[RECORD EXCERPTS]
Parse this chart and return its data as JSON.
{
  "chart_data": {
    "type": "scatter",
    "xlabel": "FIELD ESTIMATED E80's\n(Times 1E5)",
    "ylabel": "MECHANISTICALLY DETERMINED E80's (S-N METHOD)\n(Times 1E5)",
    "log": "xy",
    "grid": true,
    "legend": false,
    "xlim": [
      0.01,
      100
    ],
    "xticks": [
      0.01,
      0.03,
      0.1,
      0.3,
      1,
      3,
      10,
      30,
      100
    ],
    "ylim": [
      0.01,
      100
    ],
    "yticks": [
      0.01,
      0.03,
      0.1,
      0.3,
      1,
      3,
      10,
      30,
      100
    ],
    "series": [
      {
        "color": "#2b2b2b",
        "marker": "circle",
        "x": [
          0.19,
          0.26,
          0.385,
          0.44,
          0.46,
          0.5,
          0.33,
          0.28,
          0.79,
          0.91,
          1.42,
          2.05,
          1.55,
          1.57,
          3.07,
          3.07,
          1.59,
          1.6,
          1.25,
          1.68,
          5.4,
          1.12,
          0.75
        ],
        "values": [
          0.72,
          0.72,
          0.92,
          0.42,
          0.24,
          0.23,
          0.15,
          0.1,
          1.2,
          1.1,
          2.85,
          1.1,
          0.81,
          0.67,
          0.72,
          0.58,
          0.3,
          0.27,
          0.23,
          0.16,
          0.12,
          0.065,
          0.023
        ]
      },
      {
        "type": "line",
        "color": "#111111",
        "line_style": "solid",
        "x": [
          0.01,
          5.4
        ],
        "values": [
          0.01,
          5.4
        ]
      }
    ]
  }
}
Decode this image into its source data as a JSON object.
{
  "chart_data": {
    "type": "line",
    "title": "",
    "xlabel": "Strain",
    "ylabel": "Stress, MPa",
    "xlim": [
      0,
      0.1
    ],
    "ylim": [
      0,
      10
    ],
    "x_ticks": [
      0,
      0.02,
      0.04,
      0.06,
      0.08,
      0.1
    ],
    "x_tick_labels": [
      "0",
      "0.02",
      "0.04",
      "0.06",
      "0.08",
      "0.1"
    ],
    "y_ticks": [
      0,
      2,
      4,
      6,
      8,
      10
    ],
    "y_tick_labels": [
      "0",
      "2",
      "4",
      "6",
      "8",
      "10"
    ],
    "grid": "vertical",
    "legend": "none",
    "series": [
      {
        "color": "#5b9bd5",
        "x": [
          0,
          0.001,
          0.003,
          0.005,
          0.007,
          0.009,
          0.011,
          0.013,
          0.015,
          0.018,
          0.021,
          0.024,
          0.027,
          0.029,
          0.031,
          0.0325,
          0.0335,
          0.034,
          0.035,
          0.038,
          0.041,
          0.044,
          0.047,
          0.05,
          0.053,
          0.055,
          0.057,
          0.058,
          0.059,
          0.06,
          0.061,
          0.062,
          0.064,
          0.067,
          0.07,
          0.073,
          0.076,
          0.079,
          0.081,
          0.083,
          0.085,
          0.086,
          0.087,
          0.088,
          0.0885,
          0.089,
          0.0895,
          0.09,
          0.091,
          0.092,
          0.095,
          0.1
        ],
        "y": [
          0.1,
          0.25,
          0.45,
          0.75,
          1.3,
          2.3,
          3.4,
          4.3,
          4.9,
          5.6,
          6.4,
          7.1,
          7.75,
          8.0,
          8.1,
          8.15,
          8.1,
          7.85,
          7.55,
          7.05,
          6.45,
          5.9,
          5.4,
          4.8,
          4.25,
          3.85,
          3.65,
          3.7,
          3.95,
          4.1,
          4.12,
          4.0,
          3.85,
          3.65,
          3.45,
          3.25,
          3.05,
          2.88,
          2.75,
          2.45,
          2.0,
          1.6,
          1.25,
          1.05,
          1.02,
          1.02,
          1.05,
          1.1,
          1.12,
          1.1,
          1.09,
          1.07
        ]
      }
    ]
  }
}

[DESCRIPTION OF THE TASK] Tally the lines of the preceding listing in which the word "ylabel" appears; state nothing but the total.

[CORRECT ANSWER] 2